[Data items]
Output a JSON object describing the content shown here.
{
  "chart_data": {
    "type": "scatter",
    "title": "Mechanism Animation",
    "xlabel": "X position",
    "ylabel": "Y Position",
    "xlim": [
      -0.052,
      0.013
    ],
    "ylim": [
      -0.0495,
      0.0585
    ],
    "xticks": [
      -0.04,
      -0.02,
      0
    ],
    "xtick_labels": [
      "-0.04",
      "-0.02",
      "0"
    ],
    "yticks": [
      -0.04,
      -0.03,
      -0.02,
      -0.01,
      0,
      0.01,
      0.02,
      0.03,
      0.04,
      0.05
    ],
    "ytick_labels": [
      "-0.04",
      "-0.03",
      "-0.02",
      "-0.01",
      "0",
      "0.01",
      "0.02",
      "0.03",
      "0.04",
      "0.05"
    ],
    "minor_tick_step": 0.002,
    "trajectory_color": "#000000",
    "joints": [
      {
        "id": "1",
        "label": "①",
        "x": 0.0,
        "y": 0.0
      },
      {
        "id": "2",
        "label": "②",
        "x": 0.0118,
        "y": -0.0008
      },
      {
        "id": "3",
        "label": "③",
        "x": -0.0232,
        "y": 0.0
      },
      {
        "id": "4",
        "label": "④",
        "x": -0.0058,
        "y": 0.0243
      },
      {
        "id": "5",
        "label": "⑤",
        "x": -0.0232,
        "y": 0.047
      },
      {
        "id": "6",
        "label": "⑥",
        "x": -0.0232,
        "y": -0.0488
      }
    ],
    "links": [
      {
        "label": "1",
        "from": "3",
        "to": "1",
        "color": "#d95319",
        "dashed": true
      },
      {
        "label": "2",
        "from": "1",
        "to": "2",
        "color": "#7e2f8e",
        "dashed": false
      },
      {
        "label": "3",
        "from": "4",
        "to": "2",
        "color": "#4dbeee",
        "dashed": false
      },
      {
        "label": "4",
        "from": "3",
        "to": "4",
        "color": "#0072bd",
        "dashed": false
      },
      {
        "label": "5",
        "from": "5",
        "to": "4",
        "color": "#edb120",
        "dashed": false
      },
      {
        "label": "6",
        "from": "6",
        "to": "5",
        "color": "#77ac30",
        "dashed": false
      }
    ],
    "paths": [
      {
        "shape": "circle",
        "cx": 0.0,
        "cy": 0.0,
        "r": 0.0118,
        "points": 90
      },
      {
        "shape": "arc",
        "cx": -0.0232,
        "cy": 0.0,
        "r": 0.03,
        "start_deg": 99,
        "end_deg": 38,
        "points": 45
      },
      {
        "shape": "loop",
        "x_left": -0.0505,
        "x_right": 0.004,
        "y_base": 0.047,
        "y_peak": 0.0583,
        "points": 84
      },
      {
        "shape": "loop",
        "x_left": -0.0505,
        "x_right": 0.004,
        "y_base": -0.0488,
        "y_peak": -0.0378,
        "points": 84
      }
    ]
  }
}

---

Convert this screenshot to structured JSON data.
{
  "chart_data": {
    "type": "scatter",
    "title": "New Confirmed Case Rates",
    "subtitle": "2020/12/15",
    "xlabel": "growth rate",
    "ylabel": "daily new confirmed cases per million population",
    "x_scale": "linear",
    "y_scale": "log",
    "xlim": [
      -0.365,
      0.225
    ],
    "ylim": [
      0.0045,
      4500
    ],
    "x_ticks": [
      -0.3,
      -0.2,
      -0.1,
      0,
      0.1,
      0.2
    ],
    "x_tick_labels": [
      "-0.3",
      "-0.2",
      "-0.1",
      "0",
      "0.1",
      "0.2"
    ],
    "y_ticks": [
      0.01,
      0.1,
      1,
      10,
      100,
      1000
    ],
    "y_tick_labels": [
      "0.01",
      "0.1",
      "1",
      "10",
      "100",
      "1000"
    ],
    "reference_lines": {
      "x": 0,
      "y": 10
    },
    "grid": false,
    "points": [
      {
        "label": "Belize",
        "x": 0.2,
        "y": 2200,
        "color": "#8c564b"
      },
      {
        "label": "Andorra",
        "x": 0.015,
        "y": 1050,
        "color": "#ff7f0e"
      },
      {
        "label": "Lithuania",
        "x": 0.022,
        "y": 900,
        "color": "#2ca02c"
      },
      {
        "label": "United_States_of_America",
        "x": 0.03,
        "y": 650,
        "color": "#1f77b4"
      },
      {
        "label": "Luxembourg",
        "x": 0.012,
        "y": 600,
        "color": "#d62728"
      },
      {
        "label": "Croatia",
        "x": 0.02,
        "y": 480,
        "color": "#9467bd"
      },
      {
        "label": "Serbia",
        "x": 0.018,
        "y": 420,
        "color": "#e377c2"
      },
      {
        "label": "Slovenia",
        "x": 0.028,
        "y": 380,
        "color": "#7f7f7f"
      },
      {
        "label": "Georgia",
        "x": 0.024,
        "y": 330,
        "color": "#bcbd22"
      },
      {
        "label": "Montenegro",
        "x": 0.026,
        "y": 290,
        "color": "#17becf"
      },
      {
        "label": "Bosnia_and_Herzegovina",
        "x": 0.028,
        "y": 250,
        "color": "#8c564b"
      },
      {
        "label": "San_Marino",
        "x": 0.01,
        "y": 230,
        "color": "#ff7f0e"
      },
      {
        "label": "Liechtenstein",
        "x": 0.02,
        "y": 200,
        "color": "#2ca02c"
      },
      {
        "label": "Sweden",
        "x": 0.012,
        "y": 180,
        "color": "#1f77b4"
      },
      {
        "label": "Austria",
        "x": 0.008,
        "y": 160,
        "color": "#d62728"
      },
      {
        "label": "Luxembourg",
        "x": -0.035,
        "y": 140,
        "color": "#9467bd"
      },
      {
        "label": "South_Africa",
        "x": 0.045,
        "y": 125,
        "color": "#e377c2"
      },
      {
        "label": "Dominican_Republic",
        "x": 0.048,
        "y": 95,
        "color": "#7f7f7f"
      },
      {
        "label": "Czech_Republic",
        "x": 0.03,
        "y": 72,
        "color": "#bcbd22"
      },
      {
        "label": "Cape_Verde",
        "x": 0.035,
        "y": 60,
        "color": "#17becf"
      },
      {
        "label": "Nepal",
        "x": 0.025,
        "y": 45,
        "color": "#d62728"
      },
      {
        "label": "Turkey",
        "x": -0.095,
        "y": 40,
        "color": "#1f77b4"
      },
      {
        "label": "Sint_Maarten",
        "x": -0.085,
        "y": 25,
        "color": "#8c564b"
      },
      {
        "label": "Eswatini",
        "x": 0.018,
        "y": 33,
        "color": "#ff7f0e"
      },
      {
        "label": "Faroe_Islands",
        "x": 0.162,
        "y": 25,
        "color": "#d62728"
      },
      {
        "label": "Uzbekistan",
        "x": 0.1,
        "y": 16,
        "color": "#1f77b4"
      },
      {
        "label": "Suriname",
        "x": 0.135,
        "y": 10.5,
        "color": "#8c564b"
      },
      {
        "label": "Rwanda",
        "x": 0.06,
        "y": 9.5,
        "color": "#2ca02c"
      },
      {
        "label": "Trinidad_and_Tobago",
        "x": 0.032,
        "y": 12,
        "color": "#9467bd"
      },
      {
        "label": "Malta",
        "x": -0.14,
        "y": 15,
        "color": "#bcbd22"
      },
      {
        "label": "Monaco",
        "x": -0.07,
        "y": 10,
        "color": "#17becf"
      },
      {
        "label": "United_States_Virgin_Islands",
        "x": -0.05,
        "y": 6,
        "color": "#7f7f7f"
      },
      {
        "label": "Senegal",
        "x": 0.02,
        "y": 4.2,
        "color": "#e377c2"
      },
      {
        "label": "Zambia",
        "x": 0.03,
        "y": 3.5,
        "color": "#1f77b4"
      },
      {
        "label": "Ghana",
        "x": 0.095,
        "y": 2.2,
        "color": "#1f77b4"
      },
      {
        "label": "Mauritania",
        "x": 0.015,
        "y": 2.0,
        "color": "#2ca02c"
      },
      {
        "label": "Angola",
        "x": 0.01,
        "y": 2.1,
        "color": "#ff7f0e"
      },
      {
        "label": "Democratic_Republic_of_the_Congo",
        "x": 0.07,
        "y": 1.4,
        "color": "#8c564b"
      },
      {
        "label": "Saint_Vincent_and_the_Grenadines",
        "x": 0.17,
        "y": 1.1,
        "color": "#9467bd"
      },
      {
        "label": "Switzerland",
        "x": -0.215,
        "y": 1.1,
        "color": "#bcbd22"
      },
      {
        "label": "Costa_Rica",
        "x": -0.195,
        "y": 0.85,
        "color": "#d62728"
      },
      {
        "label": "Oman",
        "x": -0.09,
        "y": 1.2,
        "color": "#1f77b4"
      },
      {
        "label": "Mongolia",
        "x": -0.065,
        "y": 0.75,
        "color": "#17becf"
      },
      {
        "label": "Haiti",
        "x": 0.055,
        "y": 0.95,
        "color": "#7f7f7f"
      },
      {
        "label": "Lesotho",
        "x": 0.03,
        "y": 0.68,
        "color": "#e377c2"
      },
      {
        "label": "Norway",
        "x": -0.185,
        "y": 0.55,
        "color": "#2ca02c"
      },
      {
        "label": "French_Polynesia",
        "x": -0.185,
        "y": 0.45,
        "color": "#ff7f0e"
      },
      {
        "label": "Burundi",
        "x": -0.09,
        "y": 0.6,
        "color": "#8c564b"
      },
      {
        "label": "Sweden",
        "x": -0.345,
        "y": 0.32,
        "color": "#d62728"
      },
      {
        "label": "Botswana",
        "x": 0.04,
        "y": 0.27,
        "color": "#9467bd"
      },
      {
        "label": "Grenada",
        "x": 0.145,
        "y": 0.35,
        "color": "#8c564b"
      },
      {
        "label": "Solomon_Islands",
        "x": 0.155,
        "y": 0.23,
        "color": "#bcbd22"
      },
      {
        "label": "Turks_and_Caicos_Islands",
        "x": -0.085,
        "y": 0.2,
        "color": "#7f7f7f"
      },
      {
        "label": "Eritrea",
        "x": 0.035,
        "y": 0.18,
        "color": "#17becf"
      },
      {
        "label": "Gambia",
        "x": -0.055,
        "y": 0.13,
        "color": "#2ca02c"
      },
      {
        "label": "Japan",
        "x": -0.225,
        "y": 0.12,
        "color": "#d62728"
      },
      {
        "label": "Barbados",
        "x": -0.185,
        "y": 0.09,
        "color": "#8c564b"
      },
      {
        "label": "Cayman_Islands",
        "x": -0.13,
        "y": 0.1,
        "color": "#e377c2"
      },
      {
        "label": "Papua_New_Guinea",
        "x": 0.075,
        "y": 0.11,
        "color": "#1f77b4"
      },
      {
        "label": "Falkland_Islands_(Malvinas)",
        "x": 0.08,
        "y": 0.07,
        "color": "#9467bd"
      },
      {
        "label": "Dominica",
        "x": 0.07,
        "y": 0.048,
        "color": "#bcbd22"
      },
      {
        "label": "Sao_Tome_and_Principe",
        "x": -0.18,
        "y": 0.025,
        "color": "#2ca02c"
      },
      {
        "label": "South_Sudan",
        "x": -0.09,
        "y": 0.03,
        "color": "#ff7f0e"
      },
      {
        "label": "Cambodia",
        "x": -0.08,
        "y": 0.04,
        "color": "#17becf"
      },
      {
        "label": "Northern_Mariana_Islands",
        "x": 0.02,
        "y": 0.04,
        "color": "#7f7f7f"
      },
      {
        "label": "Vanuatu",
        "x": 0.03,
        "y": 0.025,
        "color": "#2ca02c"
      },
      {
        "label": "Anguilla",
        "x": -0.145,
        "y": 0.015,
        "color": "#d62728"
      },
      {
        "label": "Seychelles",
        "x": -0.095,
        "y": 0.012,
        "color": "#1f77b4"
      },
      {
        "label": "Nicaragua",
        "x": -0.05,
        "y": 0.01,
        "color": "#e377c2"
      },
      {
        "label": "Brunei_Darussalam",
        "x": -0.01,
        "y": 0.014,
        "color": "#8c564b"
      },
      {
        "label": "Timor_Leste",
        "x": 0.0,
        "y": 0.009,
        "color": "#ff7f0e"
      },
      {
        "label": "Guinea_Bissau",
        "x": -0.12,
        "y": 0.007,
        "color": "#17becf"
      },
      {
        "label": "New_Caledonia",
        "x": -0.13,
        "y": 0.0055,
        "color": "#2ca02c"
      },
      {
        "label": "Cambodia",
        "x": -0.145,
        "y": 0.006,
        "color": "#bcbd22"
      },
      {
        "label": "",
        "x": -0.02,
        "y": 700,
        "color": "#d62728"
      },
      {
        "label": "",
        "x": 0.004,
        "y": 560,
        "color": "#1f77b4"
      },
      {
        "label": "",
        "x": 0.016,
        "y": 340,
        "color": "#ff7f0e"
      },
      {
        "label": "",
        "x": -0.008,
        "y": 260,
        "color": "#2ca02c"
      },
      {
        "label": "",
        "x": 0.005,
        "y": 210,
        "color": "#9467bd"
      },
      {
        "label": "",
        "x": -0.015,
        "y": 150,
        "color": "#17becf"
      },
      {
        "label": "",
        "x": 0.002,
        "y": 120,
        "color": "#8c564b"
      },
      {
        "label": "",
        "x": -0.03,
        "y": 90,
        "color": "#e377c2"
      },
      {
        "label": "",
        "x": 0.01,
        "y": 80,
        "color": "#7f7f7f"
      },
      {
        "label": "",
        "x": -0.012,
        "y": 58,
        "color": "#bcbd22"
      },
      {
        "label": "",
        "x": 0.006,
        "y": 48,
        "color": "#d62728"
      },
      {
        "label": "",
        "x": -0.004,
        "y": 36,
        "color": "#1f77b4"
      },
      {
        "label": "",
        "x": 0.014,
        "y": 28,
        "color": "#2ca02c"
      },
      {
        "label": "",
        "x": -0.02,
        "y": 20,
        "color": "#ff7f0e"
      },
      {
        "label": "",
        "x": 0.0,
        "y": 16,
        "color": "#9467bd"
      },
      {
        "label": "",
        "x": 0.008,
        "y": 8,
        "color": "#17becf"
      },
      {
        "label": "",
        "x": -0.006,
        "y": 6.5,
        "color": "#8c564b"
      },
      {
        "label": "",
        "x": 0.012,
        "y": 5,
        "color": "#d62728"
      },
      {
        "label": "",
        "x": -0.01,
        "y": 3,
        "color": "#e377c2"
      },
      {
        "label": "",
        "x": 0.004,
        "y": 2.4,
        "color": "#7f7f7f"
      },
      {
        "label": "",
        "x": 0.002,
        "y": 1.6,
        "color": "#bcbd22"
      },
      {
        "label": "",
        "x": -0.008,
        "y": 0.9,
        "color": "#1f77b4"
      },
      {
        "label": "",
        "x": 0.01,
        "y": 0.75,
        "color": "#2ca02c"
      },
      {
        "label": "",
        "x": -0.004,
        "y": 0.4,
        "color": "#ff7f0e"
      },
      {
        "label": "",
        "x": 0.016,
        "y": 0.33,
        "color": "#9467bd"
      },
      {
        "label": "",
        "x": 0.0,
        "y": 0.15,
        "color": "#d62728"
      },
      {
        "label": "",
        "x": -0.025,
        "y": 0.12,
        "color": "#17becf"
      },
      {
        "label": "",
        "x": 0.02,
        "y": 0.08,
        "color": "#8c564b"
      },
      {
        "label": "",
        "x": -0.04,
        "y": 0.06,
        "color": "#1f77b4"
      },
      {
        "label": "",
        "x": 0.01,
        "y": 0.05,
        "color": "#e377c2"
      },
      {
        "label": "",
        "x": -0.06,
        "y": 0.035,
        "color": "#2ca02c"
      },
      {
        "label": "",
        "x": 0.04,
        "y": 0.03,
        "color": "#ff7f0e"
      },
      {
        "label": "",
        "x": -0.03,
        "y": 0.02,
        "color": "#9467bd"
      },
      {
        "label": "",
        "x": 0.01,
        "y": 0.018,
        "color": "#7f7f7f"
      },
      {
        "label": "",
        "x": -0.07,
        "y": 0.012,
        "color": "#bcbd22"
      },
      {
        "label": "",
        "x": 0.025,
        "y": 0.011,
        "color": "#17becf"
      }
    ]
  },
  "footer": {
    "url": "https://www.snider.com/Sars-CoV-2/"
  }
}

■ **Aim**:
Report how many lines of the listing hold the string "from", giving only the number.

■ **Output for this task**:
6